## WHAT NEEDS TO BE DONE
Your task is to extract every entry that follows word for word while excluding the pictures.

## DATASET ENTRIES
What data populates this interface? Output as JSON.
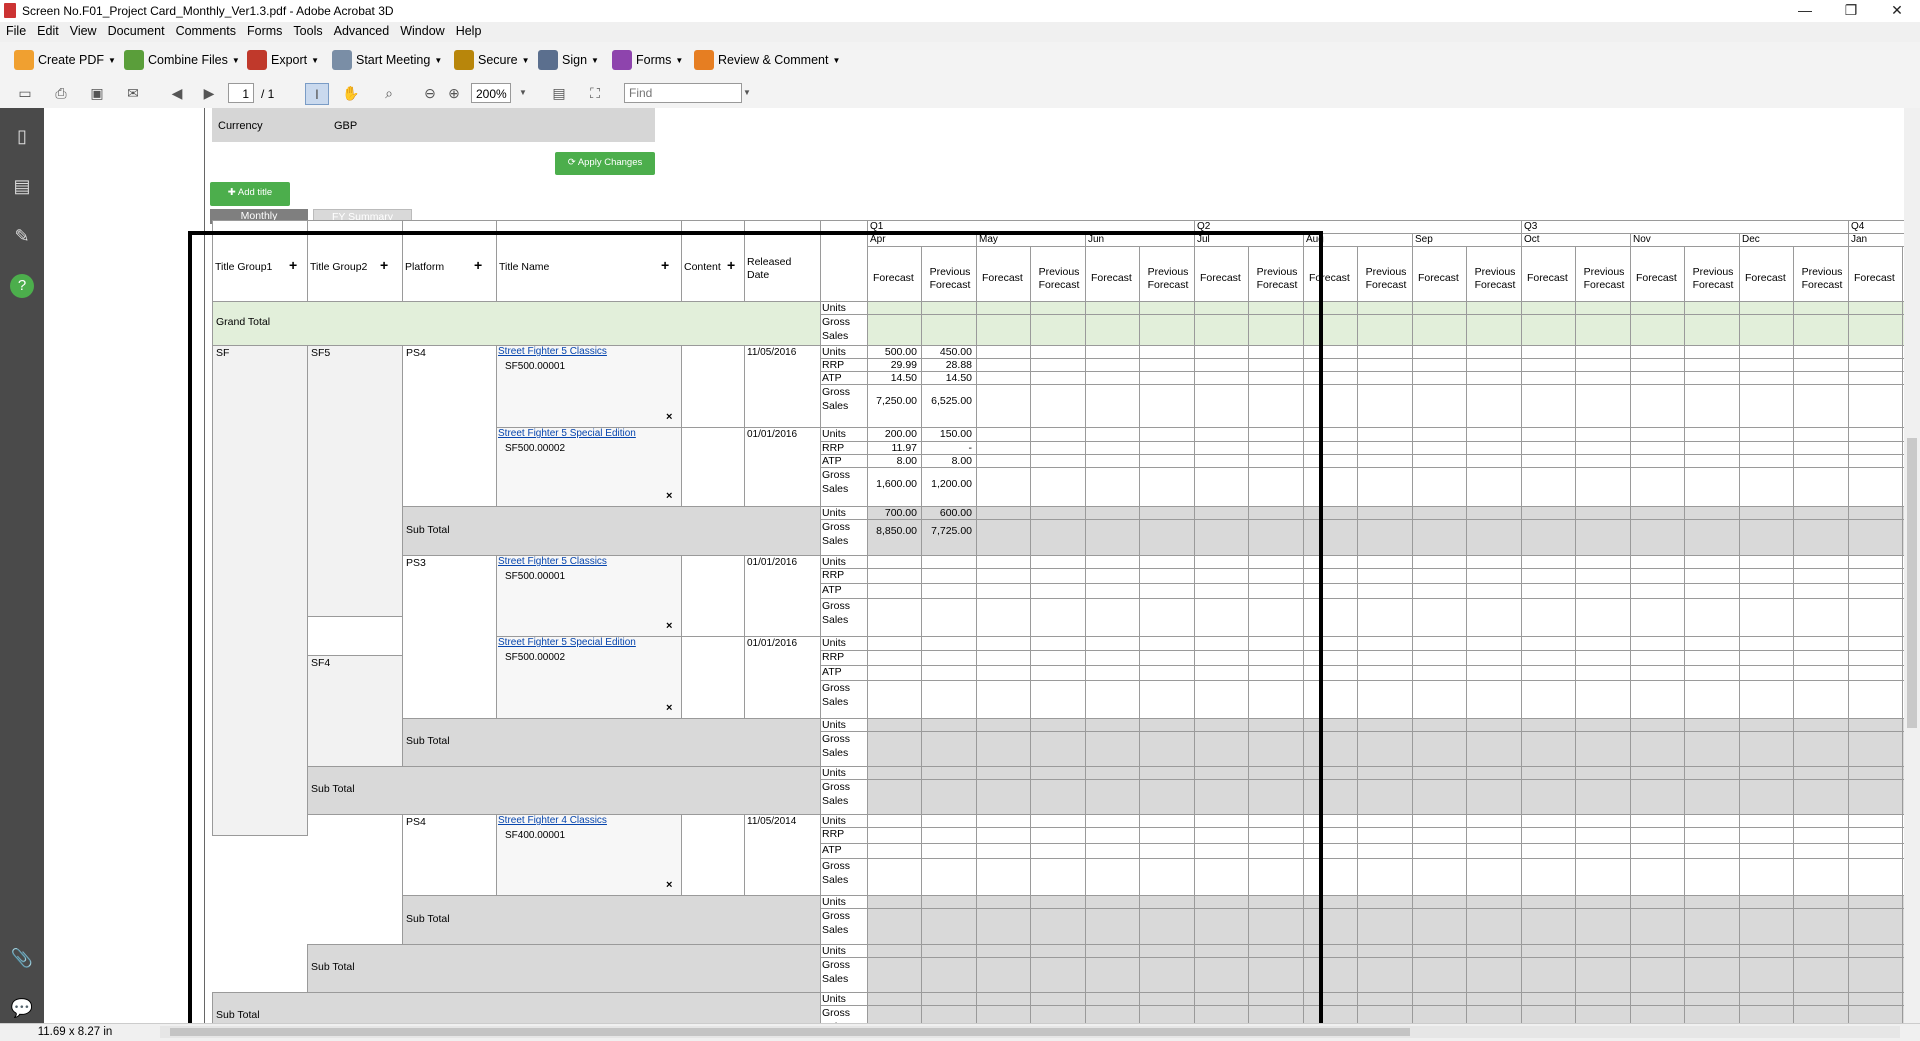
{
  "window": {
    "title": "Screen No.F01_Project Card_Monthly_Ver1.3.pdf - Adobe Acrobat 3D",
    "controls": [
      "—",
      "❐",
      "✕"
    ]
  },
  "menu": [
    "File",
    "Edit",
    "View",
    "Document",
    "Comments",
    "Forms",
    "Tools",
    "Advanced",
    "Window",
    "Help"
  ],
  "toolbar": {
    "create_pdf": "Create PDF",
    "combine_files": "Combine Files",
    "export": "Export",
    "start_meeting": "Start Meeting",
    "secure": "Secure",
    "sign": "Sign",
    "forms": "Forms",
    "review_comment": "Review & Comment"
  },
  "nav": {
    "page_current": "1",
    "page_total": "/ 1",
    "zoom": "200%",
    "find_placeholder": "Find"
  },
  "status": {
    "page_size": "11.69 x 8.27 in"
  },
  "colors": {
    "accent_green": "#4cae4c",
    "grand_total_bg": "#e2efda",
    "subtotal_bg": "#d9d9d9",
    "highlight_border": "#000000"
  },
  "form": {
    "currency_label": "Currency",
    "currency_value": "GBP",
    "apply_changes": "Apply Changes",
    "add_title": "Add title",
    "tab_monthly": "Monthly",
    "tab_fy_summary": "FY Summary"
  },
  "grid": {
    "headers": [
      "Title Group1",
      "Title Group2",
      "Platform",
      "Title Name",
      "Content",
      "Released Date"
    ],
    "add_symbol": "+",
    "quarters": [
      "Q1",
      "Q2",
      "Q3",
      "Q4"
    ],
    "months": [
      "Apr",
      "May",
      "Jun",
      "Jul",
      "Aug",
      "Sep",
      "Oct",
      "Nov",
      "Dec",
      "Jan"
    ],
    "forecast": "Forecast",
    "previous_forecast": "Previous Forecast",
    "measures": {
      "units": "Units",
      "rrp": "RRP",
      "atp": "ATP",
      "gross_sales": "Gross Sales"
    },
    "grand_total": "Grand Total",
    "sub_total": "Sub Total",
    "remove_symbol": "×",
    "groups": [
      {
        "group1": "SF",
        "group2": "SF5",
        "platform": "PS4"
      },
      {
        "group1": "SF",
        "group2": "SF5",
        "platform": "PS3"
      },
      {
        "group1": "SF",
        "group2": "SF4",
        "platform": "PS4"
      }
    ],
    "titles": [
      {
        "name": "Street Fighter 5 Classics",
        "code": "SF500.00001",
        "date": "11/05/2016",
        "apr_forecast": {
          "units": "500.00",
          "rrp": "29.99",
          "atp": "14.50",
          "gross": "7,250.00"
        },
        "apr_previous": {
          "units": "450.00",
          "rrp": "28.88",
          "atp": "14.50",
          "gross": "6,525.00"
        }
      },
      {
        "name": "Street Fighter 5 Special Edition",
        "code": "SF500.00002",
        "date": "01/01/2016",
        "apr_forecast": {
          "units": "200.00",
          "rrp": "11.97",
          "atp": "8.00",
          "gross": "1,600.00"
        },
        "apr_previous": {
          "units": "150.00",
          "rrp": "-",
          "atp": "8.00",
          "gross": "1,200.00"
        }
      },
      {
        "name": "Street Fighter 5 Classics",
        "code": "SF500.00001",
        "date": "01/01/2016"
      },
      {
        "name": "Street Fighter 5 Special Edition",
        "code": "SF500.00002",
        "date": "01/01/2016"
      },
      {
        "name": "Street Fighter 4 Classics",
        "code": "SF400.00001",
        "date": "11/05/2014"
      }
    ],
    "ps4_subtotal": {
      "units_f": "700.00",
      "units_p": "600.00",
      "gross_f": "8,850.00",
      "gross_p": "7,725.00"
    }
  }
}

## FULL OUTPUT
What data populates this interface? Output as JSON.
{
  "window": {
    "title": "Screen No.F01_Project Card_Monthly_Ver1.3.pdf - Adobe Acrobat 3D",
    "controls": [
      "—",
      "❐",
      "✕"
    ]
  },
  "menu": [
    "File",
    "Edit",
    "View",
    "Document",
    "Comments",
    "Forms",
    "Tools",
    "Advanced",
    "Window",
    "Help"
  ],
  "toolbar": {
    "create_pdf": "Create PDF",
    "combine_files": "Combine Files",
    "export": "Export",
    "start_meeting": "Start Meeting",
    "secure": "Secure",
    "sign": "Sign",
    "forms": "Forms",
    "review_comment": "Review & Comment"
  },
  "nav": {
    "page_current": "1",
    "page_total": "/ 1",
    "zoom": "200%",
    "find_placeholder": "Find"
  },
  "status": {
    "page_size": "11.69 x 8.27 in"
  },
  "colors": {
    "accent_green": "#4cae4c",
    "grand_total_bg": "#e2efda",
    "subtotal_bg": "#d9d9d9",
    "highlight_border": "#000000"
  },
  "form": {
    "currency_label": "Currency",
    "currency_value": "GBP",
    "apply_changes": "Apply Changes",
    "add_title": "Add title",
    "tab_monthly": "Monthly",
    "tab_fy_summary": "FY Summary"
  },
  "grid": {
    "headers": [
      "Title Group1",
      "Title Group2",
      "Platform",
      "Title Name",
      "Content",
      "Released Date"
    ],
    "add_symbol": "+",
    "quarters": [
      "Q1",
      "Q2",
      "Q3",
      "Q4"
    ],
    "months": [
      "Apr",
      "May",
      "Jun",
      "Jul",
      "Aug",
      "Sep",
      "Oct",
      "Nov",
      "Dec",
      "Jan"
    ],
    "forecast": "Forecast",
    "previous_forecast": "Previous Forecast",
    "measures": {
      "units": "Units",
      "rrp": "RRP",
      "atp": "ATP",
      "gross_sales": "Gross Sales"
    },
    "grand_total": "Grand Total",
    "sub_total": "Sub Total",
    "remove_symbol": "×",
    "groups": [
      {
        "group1": "SF",
        "group2": "SF5",
        "platform": "PS4"
      },
      {
        "group1": "SF",
        "group2": "SF5",
        "platform": "PS3"
      },
      {
        "group1": "SF",
        "group2": "SF4",
        "platform": "PS4"
      }
    ],
    "titles": [
      {
        "name": "Street Fighter 5 Classics",
        "code": "SF500.00001",
        "date": "11/05/2016",
        "apr_forecast": {
          "units": "500.00",
          "rrp": "29.99",
          "atp": "14.50",
          "gross": "7,250.00"
        },
        "apr_previous": {
          "units": "450.00",
          "rrp": "28.88",
          "atp": "14.50",
          "gross": "6,525.00"
        }
      },
      {
        "name": "Street Fighter 5 Special Edition",
        "code": "SF500.00002",
        "date": "01/01/2016",
        "apr_forecast": {
          "units": "200.00",
          "rrp": "11.97",
          "atp": "8.00",
          "gross": "1,600.00"
        },
        "apr_previous": {
          "units": "150.00",
          "rrp": "-",
          "atp": "8.00",
          "gross": "1,200.00"
        }
      },
      {
        "name": "Street Fighter 5 Classics",
        "code": "SF500.00001",
        "date": "01/01/2016"
      },
      {
        "name": "Street Fighter 5 Special Edition",
        "code": "SF500.00002",
        "date": "01/01/2016"
      },
      {
        "name": "Street Fighter 4 Classics",
        "code": "SF400.00001",
        "date": "11/05/2014"
      }
    ],
    "ps4_subtotal": {
      "units_f": "700.00",
      "units_p": "600.00",
      "gross_f": "8,850.00",
      "gross_p": "7,725.00"
    }
  }
}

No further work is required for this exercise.